▸ **WHAT YOU SHOULD DO**:
Report, word for word, every line of the material that contains "JSON".

▸ **RECORD LIST**:
──────

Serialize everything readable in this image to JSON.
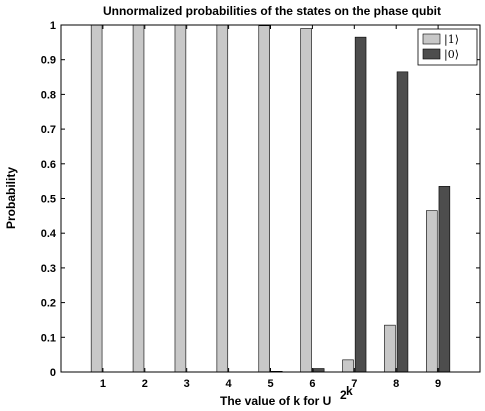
{
  "chart_data": {
    "type": "bar",
    "title": "Unnormalized probabilities of the states on the phase qubit",
    "xlabel_main": "The value of k for U",
    "xlabel_sup_base": "2",
    "xlabel_sup_exp": "k",
    "ylabel": "Probability",
    "categories": [
      "1",
      "2",
      "3",
      "4",
      "5",
      "6",
      "7",
      "8",
      "9"
    ],
    "ylim": [
      0,
      1
    ],
    "xlim": [
      0,
      10
    ],
    "yticks": [
      "0",
      "0.1",
      "0.2",
      "0.3",
      "0.4",
      "0.5",
      "0.6",
      "0.7",
      "0.8",
      "0.9",
      "1"
    ],
    "legend_position": "top-right",
    "series": [
      {
        "name": "|1⟩",
        "color": "#c8c8c8",
        "values": [
          1.0,
          1.0,
          1.0,
          1.0,
          0.998,
          0.99,
          0.035,
          0.135,
          0.465
        ]
      },
      {
        "name": "|0⟩",
        "color": "#4d4d4d",
        "values": [
          0.0,
          0.0,
          0.0,
          0.0,
          0.002,
          0.01,
          0.965,
          0.865,
          0.535
        ]
      }
    ]
  }
}
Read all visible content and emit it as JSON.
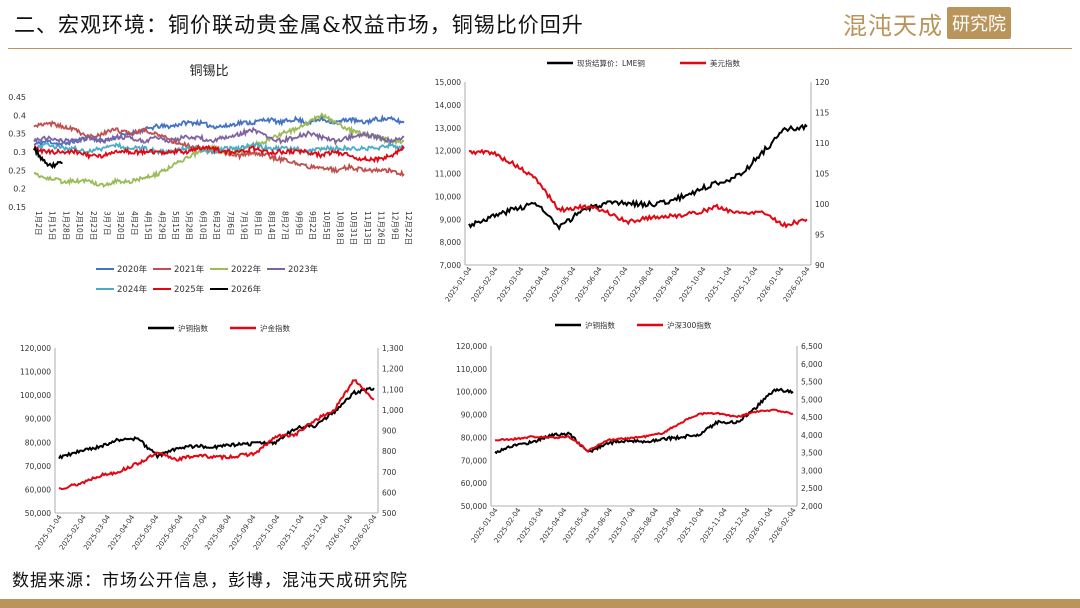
{
  "header": {
    "title": "二、宏观环境：铜价联动贵金属&权益市场，铜锡比价回升",
    "logo_text": "混沌天成",
    "logo_badge": "研究院"
  },
  "footer": {
    "source": "数据来源：市场公开信息，彭博，混沌天成研究院"
  },
  "colors": {
    "accent": "#b9955c"
  },
  "chart_data": [
    {
      "id": "cu-sn-ratio",
      "type": "line",
      "title": "铜锡比",
      "x_ticks": [
        "1月2日",
        "1月15日",
        "1月28日",
        "2月10日",
        "2月23日",
        "3月7日",
        "3月20日",
        "4月2日",
        "4月15日",
        "4月29日",
        "5月15日",
        "5月28日",
        "6月10日",
        "6月23日",
        "7月6日",
        "7月19日",
        "8月1日",
        "8月14日",
        "8月27日",
        "9月9日",
        "9月22日",
        "10月5日",
        "10月18日",
        "10月31日",
        "11月13日",
        "11月26日",
        "12月9日",
        "12月22日"
      ],
      "x_tick_labels": [
        "1月2日",
        "1月15日",
        "1月28日",
        "2月10日",
        "2月23日",
        "3月7日",
        "3月20日",
        "4月2日",
        "4月15日",
        "4月29日",
        "5月15日",
        "5月28日",
        "6月10日",
        "6月23日",
        "7月6日",
        "7月19日",
        "8月1日",
        "8月14日",
        "8月27日",
        "9月9日",
        "9月22日",
        "10月5日",
        "10月18日",
        "10月31日",
        "11月13日",
        "11月26日",
        "12月9日",
        "12月22日"
      ],
      "y_ticks": [
        0.15,
        0.2,
        0.25,
        0.3,
        0.35,
        0.4,
        0.45
      ],
      "y_tick_labels": [
        "0.15",
        "0.2",
        "0.25",
        "0.3",
        "0.35",
        "0.4",
        "0.45"
      ],
      "ylim": [
        0.15,
        0.45
      ],
      "legend_position": "bottom",
      "series": [
        {
          "name": "2020年",
          "color": "#4472c4",
          "values": [
            0.32,
            0.33,
            0.32,
            0.33,
            0.34,
            0.33,
            0.34,
            0.35,
            0.36,
            0.37,
            0.37,
            0.38,
            0.38,
            0.37,
            0.37,
            0.38,
            0.38,
            0.39,
            0.38,
            0.39,
            0.38,
            0.39,
            0.38,
            0.39,
            0.38,
            0.39,
            0.39,
            0.38
          ]
        },
        {
          "name": "2021年",
          "color": "#c0504d",
          "values": [
            0.37,
            0.38,
            0.37,
            0.36,
            0.34,
            0.35,
            0.36,
            0.35,
            0.36,
            0.35,
            0.33,
            0.32,
            0.31,
            0.3,
            0.3,
            0.29,
            0.3,
            0.29,
            0.28,
            0.27,
            0.26,
            0.26,
            0.25,
            0.26,
            0.25,
            0.25,
            0.25,
            0.24
          ]
        },
        {
          "name": "2022年",
          "color": "#9bbb59",
          "values": [
            0.24,
            0.23,
            0.22,
            0.22,
            0.22,
            0.21,
            0.22,
            0.22,
            0.23,
            0.24,
            0.26,
            0.28,
            0.3,
            0.31,
            0.3,
            0.3,
            0.32,
            0.33,
            0.35,
            0.36,
            0.38,
            0.4,
            0.38,
            0.36,
            0.35,
            0.34,
            0.33,
            0.33
          ]
        },
        {
          "name": "2023年",
          "color": "#8064a2",
          "values": [
            0.33,
            0.34,
            0.33,
            0.33,
            0.34,
            0.33,
            0.34,
            0.34,
            0.33,
            0.34,
            0.33,
            0.34,
            0.34,
            0.33,
            0.34,
            0.35,
            0.36,
            0.34,
            0.33,
            0.34,
            0.35,
            0.34,
            0.33,
            0.34,
            0.35,
            0.34,
            0.33,
            0.34
          ]
        },
        {
          "name": "2024年",
          "color": "#4bacc6",
          "values": [
            0.31,
            0.32,
            0.31,
            0.31,
            0.3,
            0.31,
            0.32,
            0.31,
            0.31,
            0.3,
            0.3,
            0.31,
            0.31,
            0.3,
            0.31,
            0.31,
            0.32,
            0.31,
            0.31,
            0.31,
            0.3,
            0.31,
            0.31,
            0.31,
            0.31,
            0.31,
            0.32,
            0.31
          ]
        },
        {
          "name": "2025年",
          "color": "#e30613",
          "values": [
            0.31,
            0.3,
            0.3,
            0.3,
            0.29,
            0.29,
            0.3,
            0.3,
            0.3,
            0.3,
            0.3,
            0.3,
            0.31,
            0.31,
            0.3,
            0.3,
            0.31,
            0.3,
            0.3,
            0.3,
            0.3,
            0.29,
            0.3,
            0.29,
            0.28,
            0.28,
            0.29,
            0.31
          ]
        },
        {
          "name": "2026年",
          "color": "#000000",
          "values": [
            0.31,
            0.26,
            0.27,
            null,
            null,
            null,
            null,
            null,
            null,
            null,
            null,
            null,
            null,
            null,
            null,
            null,
            null,
            null,
            null,
            null,
            null,
            null,
            null,
            null,
            null,
            null,
            null,
            null
          ]
        }
      ]
    },
    {
      "id": "lme-copper-usd",
      "type": "line",
      "x_tick_labels": [
        "2025-01-04",
        "2025-02-04",
        "2025-03-04",
        "2025-04-04",
        "2025-05-04",
        "2025-06-04",
        "2025-07-04",
        "2025-08-04",
        "2025-09-04",
        "2025-10-04",
        "2025-11-04",
        "2025-12-04",
        "2026-01-04",
        "2026-02-04"
      ],
      "y_left_ticks": [
        7000,
        8000,
        9000,
        10000,
        11000,
        12000,
        13000,
        14000,
        15000
      ],
      "y_left_tick_labels": [
        "7,000",
        "8,000",
        "9,000",
        "10,000",
        "11,000",
        "12,000",
        "13,000",
        "14,000",
        "15,000"
      ],
      "y_left_lim": [
        7000,
        15000
      ],
      "y_right_ticks": [
        90,
        95,
        100,
        105,
        110,
        115,
        120
      ],
      "y_right_tick_labels": [
        "90",
        "95",
        "100",
        "105",
        "110",
        "115",
        "120"
      ],
      "y_right_lim": [
        90,
        120
      ],
      "legend_position": "top",
      "series": [
        {
          "name": "现货结算价：LME铜",
          "color": "#000000",
          "axis": "left",
          "values": [
            8750,
            9100,
            9450,
            9700,
            8600,
            9400,
            9650,
            9700,
            9650,
            9800,
            10200,
            10600,
            10900,
            11900,
            12900,
            13050
          ]
        },
        {
          "name": "美元指数",
          "color": "#e30613",
          "axis": "right",
          "values": [
            108.5,
            108.5,
            106.5,
            104,
            99,
            99.5,
            99,
            97,
            97.8,
            98,
            98.5,
            99.5,
            98.5,
            98.8,
            96.5,
            97.5
          ]
        }
      ]
    },
    {
      "id": "shfe-cu-au",
      "type": "line",
      "x_tick_labels": [
        "2025-01-04",
        "2025-02-04",
        "2025-03-04",
        "2025-04-04",
        "2025-05-04",
        "2025-06-04",
        "2025-07-04",
        "2025-08-04",
        "2025-09-04",
        "2025-10-04",
        "2025-11-04",
        "2025-12-04",
        "2026-01-04",
        "2026-02-04"
      ],
      "y_left_ticks": [
        50000,
        60000,
        70000,
        80000,
        90000,
        100000,
        110000,
        120000
      ],
      "y_left_tick_labels": [
        "50,000",
        "60,000",
        "70,000",
        "80,000",
        "90,000",
        "100,000",
        "110,000",
        "120,000"
      ],
      "y_left_lim": [
        50000,
        120000
      ],
      "y_right_ticks": [
        500,
        600,
        700,
        800,
        900,
        1000,
        1100,
        1200,
        1300
      ],
      "y_right_tick_labels": [
        "500",
        "600",
        "700",
        "800",
        "900",
        "1,000",
        "1,100",
        "1,200",
        "1,300"
      ],
      "y_right_lim": [
        500,
        1300
      ],
      "legend_position": "top",
      "series": [
        {
          "name": "沪铜指数",
          "color": "#000000",
          "axis": "left",
          "values": [
            73500,
            76000,
            78000,
            81000,
            81500,
            74000,
            77500,
            78500,
            78000,
            79000,
            79500,
            80000,
            86000,
            87000,
            93000,
            101000,
            103000
          ]
        },
        {
          "name": "沪金指数",
          "color": "#e30613",
          "axis": "right",
          "values": [
            620,
            640,
            680,
            700,
            740,
            790,
            760,
            780,
            770,
            775,
            790,
            870,
            880,
            950,
            1000,
            1150,
            1050
          ]
        }
      ]
    },
    {
      "id": "shfe-cu-csi300",
      "type": "line",
      "x_tick_labels": [
        "2025-01-04",
        "2025-02-04",
        "2025-03-04",
        "2025-04-04",
        "2025-05-04",
        "2025-06-04",
        "2025-07-04",
        "2025-08-04",
        "2025-09-04",
        "2025-10-04",
        "2025-11-04",
        "2025-12-04",
        "2026-01-04",
        "2026-02-04"
      ],
      "y_left_ticks": [
        50000,
        60000,
        70000,
        80000,
        90000,
        100000,
        110000,
        120000
      ],
      "y_left_tick_labels": [
        "50,000",
        "60,000",
        "70,000",
        "80,000",
        "90,000",
        "100,000",
        "110,000",
        "120,000"
      ],
      "y_left_lim": [
        50000,
        120000
      ],
      "y_right_ticks": [
        2000,
        2500,
        3000,
        3500,
        4000,
        4500,
        5000,
        5500,
        6000,
        6500
      ],
      "y_right_tick_labels": [
        "2,000",
        "2,500",
        "3,000",
        "3,500",
        "4,000",
        "4,500",
        "5,000",
        "5,500",
        "6,000",
        "6,500"
      ],
      "y_right_lim": [
        2000,
        6500
      ],
      "legend_position": "top",
      "series": [
        {
          "name": "沪铜指数",
          "color": "#000000",
          "axis": "left",
          "values": [
            73500,
            76500,
            78000,
            81000,
            81500,
            73500,
            77500,
            78500,
            78000,
            79500,
            80000,
            81500,
            87000,
            86500,
            93000,
            101000,
            100000
          ]
        },
        {
          "name": "沪深300指数",
          "color": "#e30613",
          "axis": "right",
          "values": [
            3850,
            3880,
            3950,
            3920,
            3950,
            3550,
            3850,
            3900,
            3950,
            4050,
            4350,
            4600,
            4600,
            4500,
            4650,
            4700,
            4600
          ]
        }
      ]
    }
  ]
}
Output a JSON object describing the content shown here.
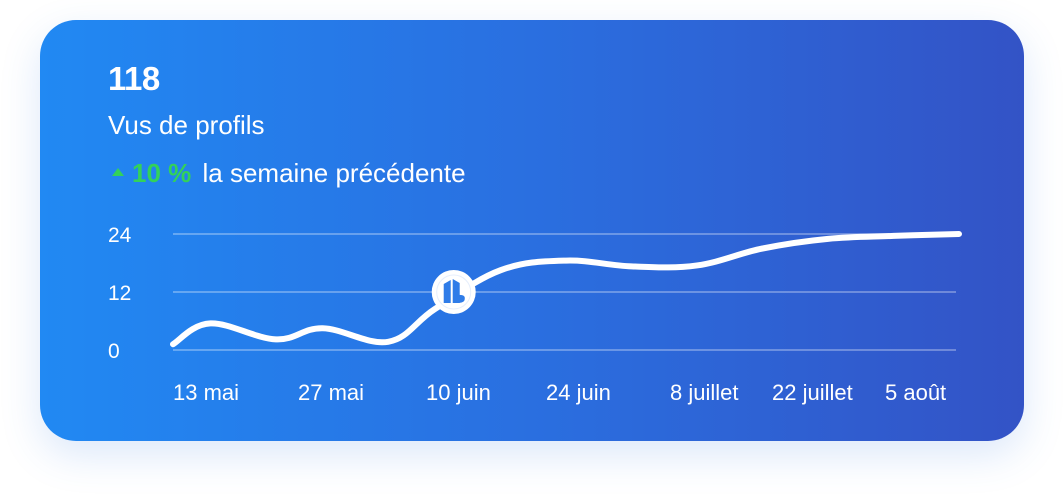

──────

▸ **EXERCISE OUTPUT**:
Serialize everything readable in this image to JSON.
Read all visible content and emit it as JSON.
Output a JSON object describing the content shown here.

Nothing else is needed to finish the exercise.